WHAT YOU SHOULD DO: Gather every line holding the string "Weather".

RECORDS TO PROCESS:
• • •
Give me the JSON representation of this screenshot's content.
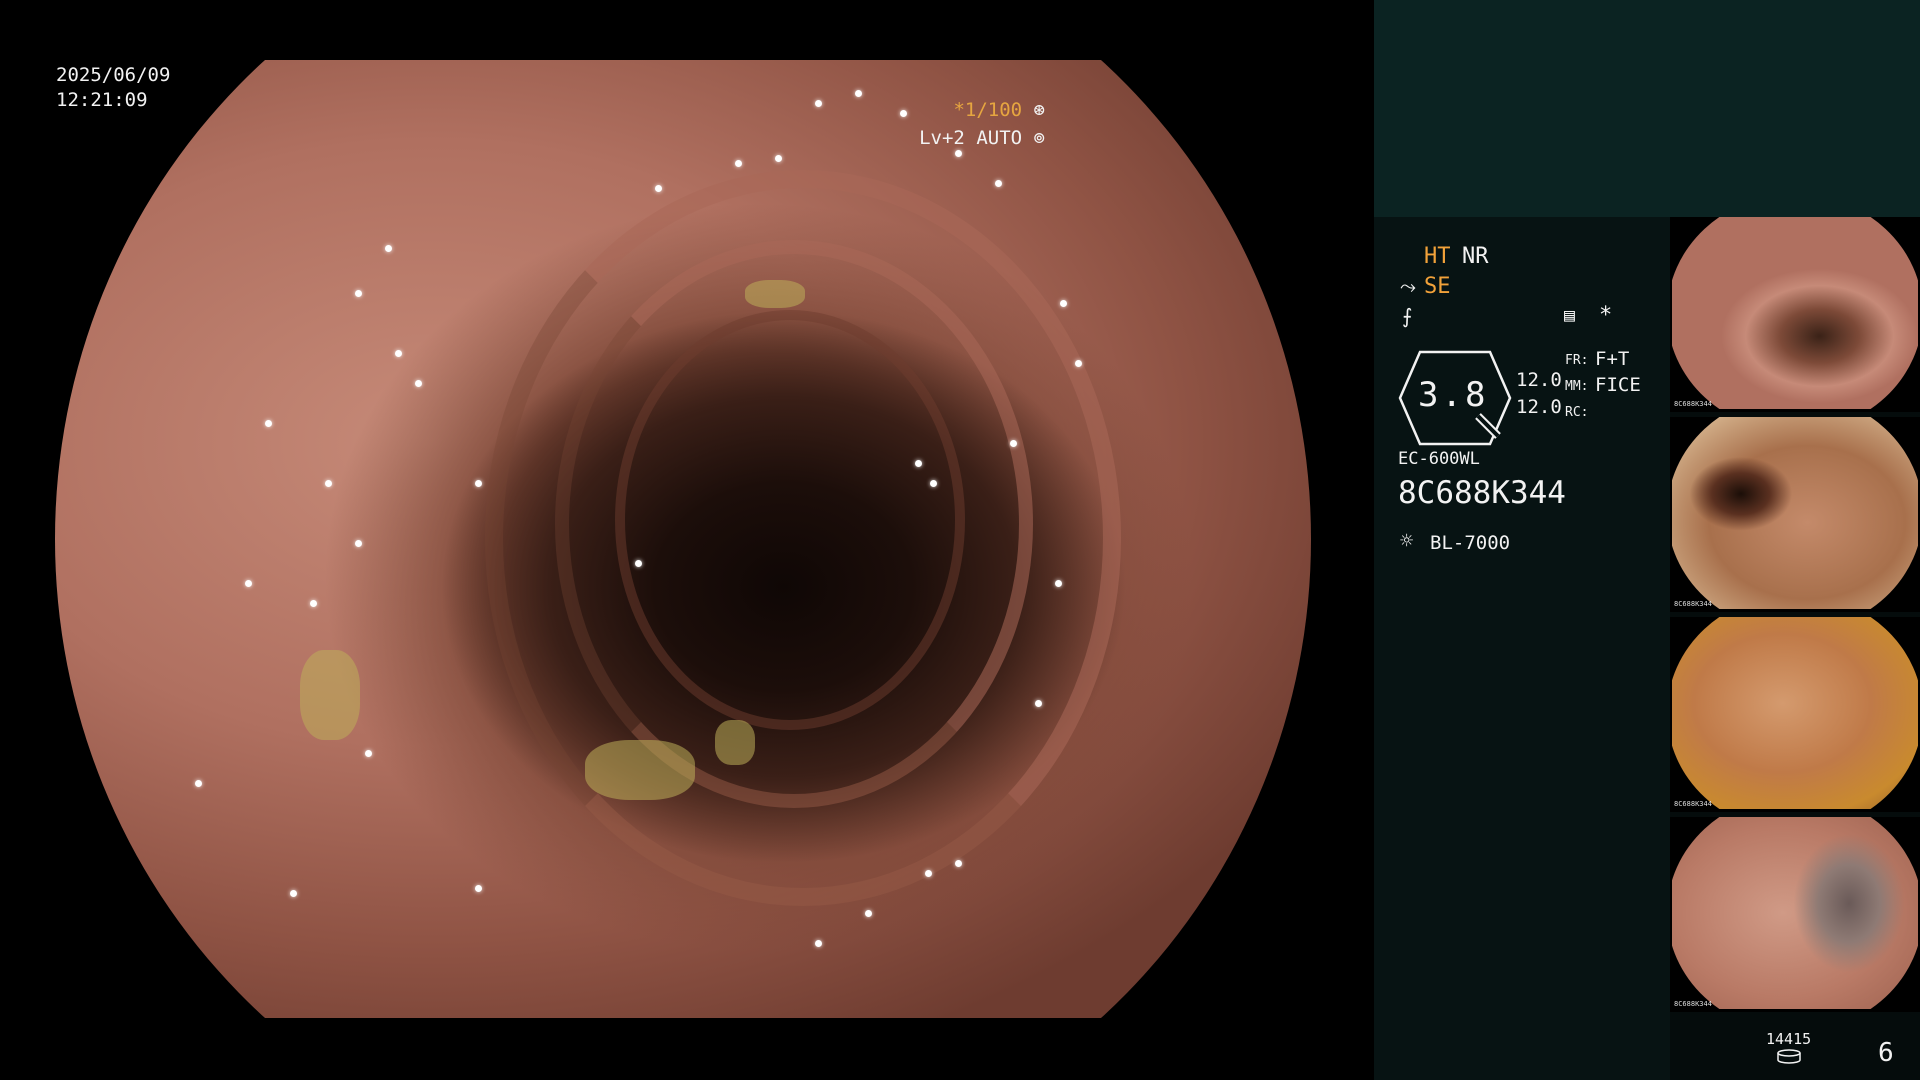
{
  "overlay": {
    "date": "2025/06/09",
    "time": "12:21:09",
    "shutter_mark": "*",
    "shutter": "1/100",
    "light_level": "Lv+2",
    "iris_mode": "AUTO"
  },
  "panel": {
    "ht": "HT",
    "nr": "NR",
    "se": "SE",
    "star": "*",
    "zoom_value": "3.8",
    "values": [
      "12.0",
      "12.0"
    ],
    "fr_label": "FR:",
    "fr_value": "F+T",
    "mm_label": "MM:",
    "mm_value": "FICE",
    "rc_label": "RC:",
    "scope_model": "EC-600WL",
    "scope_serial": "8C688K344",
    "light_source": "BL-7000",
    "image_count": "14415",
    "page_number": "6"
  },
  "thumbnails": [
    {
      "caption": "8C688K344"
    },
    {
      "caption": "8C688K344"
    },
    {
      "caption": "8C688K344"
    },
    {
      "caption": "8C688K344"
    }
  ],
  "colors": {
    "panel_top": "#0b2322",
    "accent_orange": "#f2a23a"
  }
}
• • •
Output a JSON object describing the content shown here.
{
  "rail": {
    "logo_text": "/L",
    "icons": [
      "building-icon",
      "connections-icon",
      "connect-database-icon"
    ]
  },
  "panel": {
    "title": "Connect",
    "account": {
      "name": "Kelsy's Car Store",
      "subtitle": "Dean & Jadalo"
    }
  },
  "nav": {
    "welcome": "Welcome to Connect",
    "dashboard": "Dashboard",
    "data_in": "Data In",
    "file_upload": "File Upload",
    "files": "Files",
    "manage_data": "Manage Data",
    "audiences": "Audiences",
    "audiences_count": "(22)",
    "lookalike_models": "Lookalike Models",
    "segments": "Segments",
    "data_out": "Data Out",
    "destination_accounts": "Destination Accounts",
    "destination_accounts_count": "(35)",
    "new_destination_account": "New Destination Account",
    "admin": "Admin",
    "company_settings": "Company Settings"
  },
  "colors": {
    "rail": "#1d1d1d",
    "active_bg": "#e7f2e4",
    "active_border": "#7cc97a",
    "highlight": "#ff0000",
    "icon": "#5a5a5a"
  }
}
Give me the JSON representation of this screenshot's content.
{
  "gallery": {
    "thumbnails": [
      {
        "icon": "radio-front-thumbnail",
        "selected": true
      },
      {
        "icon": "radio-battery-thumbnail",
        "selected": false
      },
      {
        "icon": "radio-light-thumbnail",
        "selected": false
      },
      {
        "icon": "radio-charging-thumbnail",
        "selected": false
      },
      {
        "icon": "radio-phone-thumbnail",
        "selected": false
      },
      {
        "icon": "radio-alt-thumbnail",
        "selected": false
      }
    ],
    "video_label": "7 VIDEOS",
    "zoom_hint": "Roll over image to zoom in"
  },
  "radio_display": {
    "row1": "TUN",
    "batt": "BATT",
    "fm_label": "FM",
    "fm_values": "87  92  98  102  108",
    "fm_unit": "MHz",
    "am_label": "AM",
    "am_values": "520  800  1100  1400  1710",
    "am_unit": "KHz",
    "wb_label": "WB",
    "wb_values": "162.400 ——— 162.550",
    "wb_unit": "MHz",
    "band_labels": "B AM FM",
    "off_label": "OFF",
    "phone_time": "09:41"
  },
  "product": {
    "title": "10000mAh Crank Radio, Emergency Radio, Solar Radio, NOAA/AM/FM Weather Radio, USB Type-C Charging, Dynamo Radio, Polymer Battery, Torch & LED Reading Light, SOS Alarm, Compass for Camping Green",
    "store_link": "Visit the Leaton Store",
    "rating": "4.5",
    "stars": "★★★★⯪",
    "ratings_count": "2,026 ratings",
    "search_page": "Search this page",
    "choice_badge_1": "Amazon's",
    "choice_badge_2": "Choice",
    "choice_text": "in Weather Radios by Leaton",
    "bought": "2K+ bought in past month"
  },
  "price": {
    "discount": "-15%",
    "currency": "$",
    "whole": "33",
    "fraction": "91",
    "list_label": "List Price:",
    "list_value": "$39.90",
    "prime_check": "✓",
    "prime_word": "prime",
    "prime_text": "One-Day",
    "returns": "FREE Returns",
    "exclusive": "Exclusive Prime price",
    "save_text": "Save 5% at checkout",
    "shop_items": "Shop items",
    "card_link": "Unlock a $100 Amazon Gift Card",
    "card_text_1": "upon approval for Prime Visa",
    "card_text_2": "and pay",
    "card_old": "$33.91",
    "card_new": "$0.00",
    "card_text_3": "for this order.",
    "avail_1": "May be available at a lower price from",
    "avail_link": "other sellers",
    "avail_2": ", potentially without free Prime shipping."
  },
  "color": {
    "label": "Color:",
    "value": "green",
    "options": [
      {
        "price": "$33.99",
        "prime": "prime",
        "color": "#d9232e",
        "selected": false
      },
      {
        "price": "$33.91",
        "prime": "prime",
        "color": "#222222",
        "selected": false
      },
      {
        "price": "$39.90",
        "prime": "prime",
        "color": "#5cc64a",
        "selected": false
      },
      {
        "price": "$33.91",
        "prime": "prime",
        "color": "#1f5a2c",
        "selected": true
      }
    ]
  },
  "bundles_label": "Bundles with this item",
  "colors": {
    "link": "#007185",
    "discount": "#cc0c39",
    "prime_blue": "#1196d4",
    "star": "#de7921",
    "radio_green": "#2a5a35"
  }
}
• • •
PROBLEM SOLUTION:
    "title": "10000mAh Crank Radio, Emergency Radio, Solar Radio, NOAA/AM/FM Weather Radio, USB Type-C Charging, Dynamo Radio, Polymer Battery, Torch & LED Reading Light, SOS Alarm, Compass for Camping Green",
    "choice_text": "in Weather Radios by Leaton",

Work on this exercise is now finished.